Part of a data file
[Start]

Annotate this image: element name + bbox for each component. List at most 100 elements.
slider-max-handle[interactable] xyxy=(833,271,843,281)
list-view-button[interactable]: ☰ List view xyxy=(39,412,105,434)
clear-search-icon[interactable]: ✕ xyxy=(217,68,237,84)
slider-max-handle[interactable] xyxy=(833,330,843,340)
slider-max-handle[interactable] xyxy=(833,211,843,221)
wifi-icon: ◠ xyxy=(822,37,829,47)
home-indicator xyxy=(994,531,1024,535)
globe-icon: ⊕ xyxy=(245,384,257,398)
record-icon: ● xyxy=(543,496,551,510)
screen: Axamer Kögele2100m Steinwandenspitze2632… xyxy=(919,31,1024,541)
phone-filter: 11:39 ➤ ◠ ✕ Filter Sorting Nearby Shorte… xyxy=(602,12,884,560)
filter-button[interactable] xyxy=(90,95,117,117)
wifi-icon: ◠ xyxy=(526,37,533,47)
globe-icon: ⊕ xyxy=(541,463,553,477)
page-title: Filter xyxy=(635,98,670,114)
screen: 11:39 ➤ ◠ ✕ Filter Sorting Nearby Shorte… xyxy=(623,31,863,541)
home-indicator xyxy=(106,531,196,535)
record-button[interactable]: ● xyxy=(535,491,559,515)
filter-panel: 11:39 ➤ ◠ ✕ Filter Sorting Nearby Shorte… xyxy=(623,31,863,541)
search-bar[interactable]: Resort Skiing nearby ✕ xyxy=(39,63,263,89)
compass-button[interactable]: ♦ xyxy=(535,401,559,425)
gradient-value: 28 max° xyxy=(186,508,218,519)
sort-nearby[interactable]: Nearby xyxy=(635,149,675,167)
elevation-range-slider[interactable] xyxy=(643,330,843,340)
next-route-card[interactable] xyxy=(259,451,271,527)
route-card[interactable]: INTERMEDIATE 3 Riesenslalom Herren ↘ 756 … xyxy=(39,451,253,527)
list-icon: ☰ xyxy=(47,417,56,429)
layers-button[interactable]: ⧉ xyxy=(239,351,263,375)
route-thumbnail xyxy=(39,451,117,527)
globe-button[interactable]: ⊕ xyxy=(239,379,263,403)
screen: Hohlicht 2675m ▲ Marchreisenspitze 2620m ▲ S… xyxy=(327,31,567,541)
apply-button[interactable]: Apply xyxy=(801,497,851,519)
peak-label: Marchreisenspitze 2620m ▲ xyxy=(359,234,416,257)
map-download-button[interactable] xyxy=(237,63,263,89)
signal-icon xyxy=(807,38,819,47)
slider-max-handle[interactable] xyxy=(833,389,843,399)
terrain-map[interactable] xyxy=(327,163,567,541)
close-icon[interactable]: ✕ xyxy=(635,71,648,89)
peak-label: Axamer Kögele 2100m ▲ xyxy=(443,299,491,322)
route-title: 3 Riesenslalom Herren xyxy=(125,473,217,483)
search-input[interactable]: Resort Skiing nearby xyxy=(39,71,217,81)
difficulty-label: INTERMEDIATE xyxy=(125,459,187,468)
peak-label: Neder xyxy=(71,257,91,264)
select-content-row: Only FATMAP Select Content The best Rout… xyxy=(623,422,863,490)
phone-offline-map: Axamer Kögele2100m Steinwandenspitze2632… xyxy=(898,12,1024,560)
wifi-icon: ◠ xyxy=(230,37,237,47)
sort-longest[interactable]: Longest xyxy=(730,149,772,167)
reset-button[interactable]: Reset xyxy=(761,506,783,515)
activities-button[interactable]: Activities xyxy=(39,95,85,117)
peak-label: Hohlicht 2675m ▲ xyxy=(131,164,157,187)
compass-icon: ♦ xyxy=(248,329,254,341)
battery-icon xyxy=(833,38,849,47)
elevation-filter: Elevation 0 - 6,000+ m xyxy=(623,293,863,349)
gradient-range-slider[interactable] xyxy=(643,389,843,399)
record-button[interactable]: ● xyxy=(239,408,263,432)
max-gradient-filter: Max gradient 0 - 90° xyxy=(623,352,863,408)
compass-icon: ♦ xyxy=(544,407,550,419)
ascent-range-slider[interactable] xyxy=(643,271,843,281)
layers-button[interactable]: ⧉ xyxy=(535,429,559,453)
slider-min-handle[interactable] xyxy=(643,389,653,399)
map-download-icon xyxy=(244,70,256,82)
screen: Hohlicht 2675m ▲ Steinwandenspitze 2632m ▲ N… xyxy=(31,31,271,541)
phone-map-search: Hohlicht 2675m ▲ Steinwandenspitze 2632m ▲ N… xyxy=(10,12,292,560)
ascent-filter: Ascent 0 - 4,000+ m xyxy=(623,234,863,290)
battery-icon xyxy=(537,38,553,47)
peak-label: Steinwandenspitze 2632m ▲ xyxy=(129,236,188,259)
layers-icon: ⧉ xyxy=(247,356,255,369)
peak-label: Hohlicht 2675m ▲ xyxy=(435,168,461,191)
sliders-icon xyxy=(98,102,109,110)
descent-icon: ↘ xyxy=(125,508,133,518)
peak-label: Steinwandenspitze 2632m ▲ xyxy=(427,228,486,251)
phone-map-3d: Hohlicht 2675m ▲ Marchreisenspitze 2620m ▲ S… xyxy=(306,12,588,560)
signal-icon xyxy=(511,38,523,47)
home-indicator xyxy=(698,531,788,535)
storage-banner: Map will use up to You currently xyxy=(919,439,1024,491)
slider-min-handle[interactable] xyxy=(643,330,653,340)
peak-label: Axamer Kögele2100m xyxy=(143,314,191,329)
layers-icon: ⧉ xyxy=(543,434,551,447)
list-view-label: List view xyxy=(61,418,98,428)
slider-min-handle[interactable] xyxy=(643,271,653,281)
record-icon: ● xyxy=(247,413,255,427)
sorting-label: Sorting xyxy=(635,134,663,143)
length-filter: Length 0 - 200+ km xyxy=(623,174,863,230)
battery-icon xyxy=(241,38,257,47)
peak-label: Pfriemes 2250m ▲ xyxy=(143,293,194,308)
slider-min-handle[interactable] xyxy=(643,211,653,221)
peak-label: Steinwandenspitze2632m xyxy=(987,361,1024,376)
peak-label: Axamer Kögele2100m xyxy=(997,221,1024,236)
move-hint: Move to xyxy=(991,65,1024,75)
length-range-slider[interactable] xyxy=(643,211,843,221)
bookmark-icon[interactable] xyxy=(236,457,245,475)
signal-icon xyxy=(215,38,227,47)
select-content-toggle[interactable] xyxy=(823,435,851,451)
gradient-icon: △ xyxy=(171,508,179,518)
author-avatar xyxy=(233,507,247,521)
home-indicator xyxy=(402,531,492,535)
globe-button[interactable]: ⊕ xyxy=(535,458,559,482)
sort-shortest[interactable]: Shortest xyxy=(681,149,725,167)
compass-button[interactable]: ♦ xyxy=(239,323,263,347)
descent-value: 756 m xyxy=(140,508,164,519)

[End]

Task brief: Return, unchanged, the part of the records that opens with the first line of the records and closes with the line containing "wifi-icon: ◠ xyxy=(526,37,533,47)", including both of those lines.

Task solution:
Annotate this image: element name + bbox for each component. List at most 100 elements.
slider-max-handle[interactable] xyxy=(833,271,843,281)
list-view-button[interactable]: ☰ List view xyxy=(39,412,105,434)
clear-search-icon[interactable]: ✕ xyxy=(217,68,237,84)
slider-max-handle[interactable] xyxy=(833,330,843,340)
slider-max-handle[interactable] xyxy=(833,211,843,221)
wifi-icon: ◠ xyxy=(822,37,829,47)
home-indicator xyxy=(994,531,1024,535)
globe-icon: ⊕ xyxy=(245,384,257,398)
record-icon: ● xyxy=(543,496,551,510)
screen: Axamer Kögele2100m Steinwandenspitze2632… xyxy=(919,31,1024,541)
phone-filter: 11:39 ➤ ◠ ✕ Filter Sorting Nearby Shorte… xyxy=(602,12,884,560)
filter-button[interactable] xyxy=(90,95,117,117)
wifi-icon: ◠ xyxy=(526,37,533,47)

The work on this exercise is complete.